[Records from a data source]
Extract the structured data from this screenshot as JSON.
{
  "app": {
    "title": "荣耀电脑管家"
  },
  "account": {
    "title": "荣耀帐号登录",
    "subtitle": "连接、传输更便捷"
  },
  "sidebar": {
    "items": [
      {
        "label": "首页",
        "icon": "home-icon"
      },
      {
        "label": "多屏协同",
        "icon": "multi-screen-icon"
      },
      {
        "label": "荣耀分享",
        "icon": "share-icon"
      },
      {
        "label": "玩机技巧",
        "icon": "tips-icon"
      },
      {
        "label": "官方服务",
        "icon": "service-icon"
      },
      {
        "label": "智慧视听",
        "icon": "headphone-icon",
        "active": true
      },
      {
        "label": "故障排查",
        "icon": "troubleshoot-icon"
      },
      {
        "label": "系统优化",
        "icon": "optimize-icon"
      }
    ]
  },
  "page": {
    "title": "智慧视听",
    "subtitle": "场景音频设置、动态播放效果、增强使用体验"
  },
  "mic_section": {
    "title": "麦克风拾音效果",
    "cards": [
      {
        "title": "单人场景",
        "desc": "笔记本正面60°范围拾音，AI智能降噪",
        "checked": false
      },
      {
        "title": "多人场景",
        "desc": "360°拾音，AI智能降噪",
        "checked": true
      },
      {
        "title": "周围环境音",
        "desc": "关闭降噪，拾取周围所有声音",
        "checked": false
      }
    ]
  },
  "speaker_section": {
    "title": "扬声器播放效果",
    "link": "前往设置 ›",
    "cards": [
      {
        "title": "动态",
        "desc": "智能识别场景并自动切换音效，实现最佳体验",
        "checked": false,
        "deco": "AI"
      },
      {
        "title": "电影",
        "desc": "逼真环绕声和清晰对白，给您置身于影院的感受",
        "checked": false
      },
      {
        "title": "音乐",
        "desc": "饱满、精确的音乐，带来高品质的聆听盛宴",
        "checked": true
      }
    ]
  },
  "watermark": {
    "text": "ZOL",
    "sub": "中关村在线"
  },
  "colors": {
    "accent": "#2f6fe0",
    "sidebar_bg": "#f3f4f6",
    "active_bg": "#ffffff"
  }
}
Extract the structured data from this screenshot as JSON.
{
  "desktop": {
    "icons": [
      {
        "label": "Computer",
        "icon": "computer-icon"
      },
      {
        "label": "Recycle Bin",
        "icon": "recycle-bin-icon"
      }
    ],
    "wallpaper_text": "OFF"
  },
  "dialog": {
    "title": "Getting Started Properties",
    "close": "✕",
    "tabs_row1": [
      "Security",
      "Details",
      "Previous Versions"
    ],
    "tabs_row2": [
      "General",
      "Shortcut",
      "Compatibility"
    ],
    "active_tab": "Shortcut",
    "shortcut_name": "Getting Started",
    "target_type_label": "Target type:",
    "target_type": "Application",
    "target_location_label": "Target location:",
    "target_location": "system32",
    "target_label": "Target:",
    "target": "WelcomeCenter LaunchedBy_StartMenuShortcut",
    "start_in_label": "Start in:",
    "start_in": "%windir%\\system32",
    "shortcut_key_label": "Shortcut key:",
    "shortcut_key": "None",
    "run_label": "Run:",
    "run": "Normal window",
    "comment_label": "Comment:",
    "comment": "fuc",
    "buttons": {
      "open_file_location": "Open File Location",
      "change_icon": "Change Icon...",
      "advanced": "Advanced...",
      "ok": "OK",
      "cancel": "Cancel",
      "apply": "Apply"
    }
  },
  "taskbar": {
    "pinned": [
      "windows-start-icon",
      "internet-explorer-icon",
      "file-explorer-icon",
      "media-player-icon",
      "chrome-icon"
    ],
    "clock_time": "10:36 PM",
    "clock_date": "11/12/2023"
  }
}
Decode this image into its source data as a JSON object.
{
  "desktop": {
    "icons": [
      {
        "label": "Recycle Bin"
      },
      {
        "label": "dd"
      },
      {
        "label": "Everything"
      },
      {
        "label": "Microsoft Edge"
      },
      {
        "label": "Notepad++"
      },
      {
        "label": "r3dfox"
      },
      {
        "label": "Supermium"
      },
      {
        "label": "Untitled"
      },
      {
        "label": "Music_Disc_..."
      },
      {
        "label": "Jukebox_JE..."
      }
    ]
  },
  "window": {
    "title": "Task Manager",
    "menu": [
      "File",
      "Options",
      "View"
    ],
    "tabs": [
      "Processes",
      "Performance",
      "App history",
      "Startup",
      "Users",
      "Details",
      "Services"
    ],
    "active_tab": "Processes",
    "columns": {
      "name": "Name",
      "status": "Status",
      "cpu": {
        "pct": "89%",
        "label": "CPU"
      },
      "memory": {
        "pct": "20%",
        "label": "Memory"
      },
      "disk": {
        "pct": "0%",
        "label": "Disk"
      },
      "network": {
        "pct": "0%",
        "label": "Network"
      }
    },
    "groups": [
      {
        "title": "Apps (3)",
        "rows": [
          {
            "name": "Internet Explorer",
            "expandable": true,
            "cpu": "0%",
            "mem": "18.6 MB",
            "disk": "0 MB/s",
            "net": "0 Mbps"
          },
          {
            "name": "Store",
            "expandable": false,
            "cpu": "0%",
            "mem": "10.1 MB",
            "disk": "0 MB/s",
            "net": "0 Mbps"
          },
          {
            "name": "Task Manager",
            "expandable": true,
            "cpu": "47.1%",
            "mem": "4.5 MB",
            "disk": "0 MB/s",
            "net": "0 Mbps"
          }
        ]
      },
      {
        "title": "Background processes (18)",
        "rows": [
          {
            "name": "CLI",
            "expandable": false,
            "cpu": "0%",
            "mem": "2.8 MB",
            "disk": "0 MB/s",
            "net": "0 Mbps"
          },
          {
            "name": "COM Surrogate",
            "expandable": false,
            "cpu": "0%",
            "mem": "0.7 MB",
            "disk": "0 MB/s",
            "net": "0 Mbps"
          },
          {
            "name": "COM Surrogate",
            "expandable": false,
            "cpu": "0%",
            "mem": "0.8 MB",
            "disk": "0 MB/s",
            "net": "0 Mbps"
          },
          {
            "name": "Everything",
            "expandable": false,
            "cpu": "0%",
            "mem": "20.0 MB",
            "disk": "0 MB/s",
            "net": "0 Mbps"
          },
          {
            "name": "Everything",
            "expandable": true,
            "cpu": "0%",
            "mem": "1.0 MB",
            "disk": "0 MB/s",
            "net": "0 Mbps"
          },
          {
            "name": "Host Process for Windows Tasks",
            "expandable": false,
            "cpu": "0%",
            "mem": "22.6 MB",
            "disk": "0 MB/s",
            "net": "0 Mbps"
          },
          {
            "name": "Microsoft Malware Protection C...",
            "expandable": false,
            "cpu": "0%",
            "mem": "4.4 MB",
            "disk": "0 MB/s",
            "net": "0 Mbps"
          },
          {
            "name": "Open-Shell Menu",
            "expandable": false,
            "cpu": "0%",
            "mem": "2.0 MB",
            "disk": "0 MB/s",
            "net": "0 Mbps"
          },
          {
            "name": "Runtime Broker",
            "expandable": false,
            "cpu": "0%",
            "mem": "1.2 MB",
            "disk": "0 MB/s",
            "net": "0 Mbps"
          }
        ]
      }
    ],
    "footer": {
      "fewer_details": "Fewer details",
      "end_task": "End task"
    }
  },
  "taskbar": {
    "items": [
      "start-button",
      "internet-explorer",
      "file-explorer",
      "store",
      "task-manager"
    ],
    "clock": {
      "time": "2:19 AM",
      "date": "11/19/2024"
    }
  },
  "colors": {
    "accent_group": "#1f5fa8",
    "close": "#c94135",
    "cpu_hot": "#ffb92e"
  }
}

WHAT TO PRODUCE = Each line above must be printed exactly as it appears.

TASK SOLUTION =
Extract the structured data from this screenshot as JSON.
{
  "app": {
    "title": "荣耀电脑管家"
  },
  "account": {
    "title": "荣耀帐号登录",
    "subtitle": "连接、传输更便捷"
  },
  "sidebar": {
    "items": [
      {
        "label": "首页",
        "icon": "home-icon"
      },
      {
        "label": "多屏协同",
        "icon": "multi-screen-icon"
      },
      {
        "label": "荣耀分享",
        "icon": "share-icon"
      },
      {
        "label": "玩机技巧",
        "icon": "tips-icon"
      },
      {
        "label": "官方服务",
        "icon": "service-icon"
      },
      {
        "label": "智慧视听",
        "icon": "headphone-icon",
        "active": true
      },
      {
        "label": "故障排查",
        "icon": "troubleshoot-icon"
      },
      {
        "label": "系统优化",
        "icon": "optimize-icon"
      }
    ]
  },
  "page": {
    "title": "智慧视听",
    "subtitle": "场景音频设置、动态播放效果、增强使用体验"
  },
  "mic_section": {
    "title": "麦克风拾音效果",
    "cards": [
      {
        "title": "单人场景",
        "desc": "笔记本正面60°范围拾音，AI智能降噪",
        "checked": false
      },
      {
        "title": "多人场景",
        "desc": "360°拾音，AI智能降噪",
        "checked": true
      },
      {
        "title": "周围环境音",
        "desc": "关闭降噪，拾取周围所有声音",
        "checked": false
      }
    ]
  },
  "speaker_section": {
    "title": "扬声器播放效果",
    "link": "前往设置 ›",
    "cards": [
      {
        "title": "动态",
        "desc": "智能识别场景并自动切换音效，实现最佳体验",
        "checked": false,
        "deco": "AI"
      },
      {
        "title": "电影",
        "desc": "逼真环绕声和清晰对白，给您置身于影院的感受",
        "checked": false
      },
      {
        "title": "音乐",
        "desc": "饱满、精确的音乐，带来高品质的聆听盛宴",
        "checked": true
      }
    ]
  },
  "watermark": {
    "text": "ZOL",
    "sub": "中关村在线"
  },
  "colors": {
    "accent": "#2f6fe0",
    "sidebar_bg": "#f3f4f6",
    "active_bg": "#ffffff"
  }
}
Extract the structured data from this screenshot as JSON.
{
  "desktop": {
    "icons": [
      {
        "label": "Computer",
        "icon": "computer-icon"
      },
      {
        "label": "Recycle Bin",
        "icon": "recycle-bin-icon"
      }
    ],
    "wallpaper_text": "OFF"
  },
  "dialog": {
    "title": "Getting Started Properties",
    "close": "✕",
    "tabs_row1": [
      "Security",
      "Details",
      "Previous Versions"
    ],
    "tabs_row2": [
      "General",
      "Shortcut",
      "Compatibility"
    ],
    "active_tab": "Shortcut",
    "shortcut_name": "Getting Started",
    "target_type_label": "Target type:",
    "target_type": "Application",
    "target_location_label": "Target location:",
    "target_location": "system32",
    "target_label": "Target:",
    "target": "WelcomeCenter LaunchedBy_StartMenuShortcut",
    "start_in_label": "Start in:",
    "start_in": "%windir%\\system32",
    "shortcut_key_label": "Shortcut key:",
    "shortcut_key": "None",
    "run_label": "Run:",
    "run": "Normal window",
    "comment_label": "Comment:",
    "comment": "fuc",
    "buttons": {
      "open_file_location": "Open File Location",
      "change_icon": "Change Icon...",
      "advanced": "Advanced...",
      "ok": "OK",
      "cancel": "Cancel",
      "apply": "Apply"
    }
  },
  "taskbar": {
    "pinned": [
      "windows-start-icon",
      "internet-explorer-icon",
      "file-explorer-icon",
      "media-player-icon",
      "chrome-icon"
    ],
    "clock_time": "10:36 PM",
    "clock_date": "11/12/2023"
  }
}
Decode this image into its source data as a JSON object.
{
  "desktop": {
    "icons": [
      {
        "label": "Recycle Bin"
      },
      {
        "label": "dd"
      },
      {
        "label": "Everything"
      },
      {
        "label": "Microsoft Edge"
      },
      {
        "label": "Notepad++"
      },
      {
        "label": "r3dfox"
      },
      {
        "label": "Supermium"
      },
      {
        "label": "Untitled"
      },
      {
        "label": "Music_Disc_..."
      },
      {
        "label": "Jukebox_JE..."
      }
    ]
  },
  "window": {
    "title": "Task Manager",
    "menu": [
      "File",
      "Options",
      "View"
    ],
    "tabs": [
      "Processes",
      "Performance",
      "App history",
      "Startup",
      "Users",
      "Details",
      "Services"
    ],
    "active_tab": "Processes",
    "columns": {
      "name": "Name",
      "status": "Status",
      "cpu": {
        "pct": "89%",
        "label": "CPU"
      },
      "memory": {
        "pct": "20%",
        "label": "Memory"
      },
      "disk": {
        "pct": "0%",
        "label": "Disk"
      },
      "network": {
        "pct": "0%",
        "label": "Network"
      }
    },
    "groups": [
      {
        "title": "Apps (3)",
        "rows": [
          {
            "name": "Internet Explorer",
            "expandable": true,
            "cpu": "0%",
            "mem": "18.6 MB",
            "disk": "0 MB/s",
            "net": "0 Mbps"
          },
          {
            "name": "Store",
            "expandable": false,
            "cpu": "0%",
            "mem": "10.1 MB",
            "disk": "0 MB/s",
            "net": "0 Mbps"
          },
          {
            "name": "Task Manager",
            "expandable": true,
            "cpu": "47.1%",
            "mem": "4.5 MB",
            "disk": "0 MB/s",
            "net": "0 Mbps"
          }
        ]
      },
      {
        "title": "Background processes (18)",
        "rows": [
          {
            "name": "CLI",
            "expandable": false,
            "cpu": "0%",
            "mem": "2.8 MB",
            "disk": "0 MB/s",
            "net": "0 Mbps"
          },
          {
            "name": "COM Surrogate",
            "expandable": false,
            "cpu": "0%",
            "mem": "0.7 MB",
            "disk": "0 MB/s",
            "net": "0 Mbps"
          },
          {
            "name": "COM Surrogate",
            "expandable": false,
            "cpu": "0%",
            "mem": "0.8 MB",
            "disk": "0 MB/s",
            "net": "0 Mbps"
          },
          {
            "name": "Everything",
            "expandable": false,
            "cpu": "0%",
            "mem": "20.0 MB",
            "disk": "0 MB/s",
            "net": "0 Mbps"
          },
          {
            "name": "Everything",
            "expandable": true,
            "cpu": "0%",
            "mem": "1.0 MB",
            "disk": "0 MB/s",
            "net": "0 Mbps"
          },
          {
            "name": "Host Process for Windows Tasks",
            "expandable": false,
            "cpu": "0%",
            "mem": "22.6 MB",
            "disk": "0 MB/s",
            "net": "0 Mbps"
          },
          {
            "name": "Microsoft Malware Protection C...",
            "expandable": false,
            "cpu": "0%",
            "mem": "4.4 MB",
            "disk": "0 MB/s",
            "net": "0 Mbps"
          },
          {
            "name": "Open-Shell Menu",
            "expandable": false,
            "cpu": "0%",
            "mem": "2.0 MB",
            "disk": "0 MB/s",
            "net": "0 Mbps"
          },
          {
            "name": "Runtime Broker",
            "expandable": false,
            "cpu": "0%",
            "mem": "1.2 MB",
            "disk": "0 MB/s",
            "net": "0 Mbps"
          }
        ]
      }
    ],
    "footer": {
      "fewer_details": "Fewer details",
      "end_task": "End task"
    }
  },
  "taskbar": {
    "items": [
      "start-button",
      "internet-explorer",
      "file-explorer",
      "store",
      "task-manager"
    ],
    "clock": {
      "time": "2:19 AM",
      "date": "11/19/2024"
    }
  },
  "colors": {
    "accent_group": "#1f5fa8",
    "close": "#c94135",
    "cpu_hot": "#ffb92e"
  }
}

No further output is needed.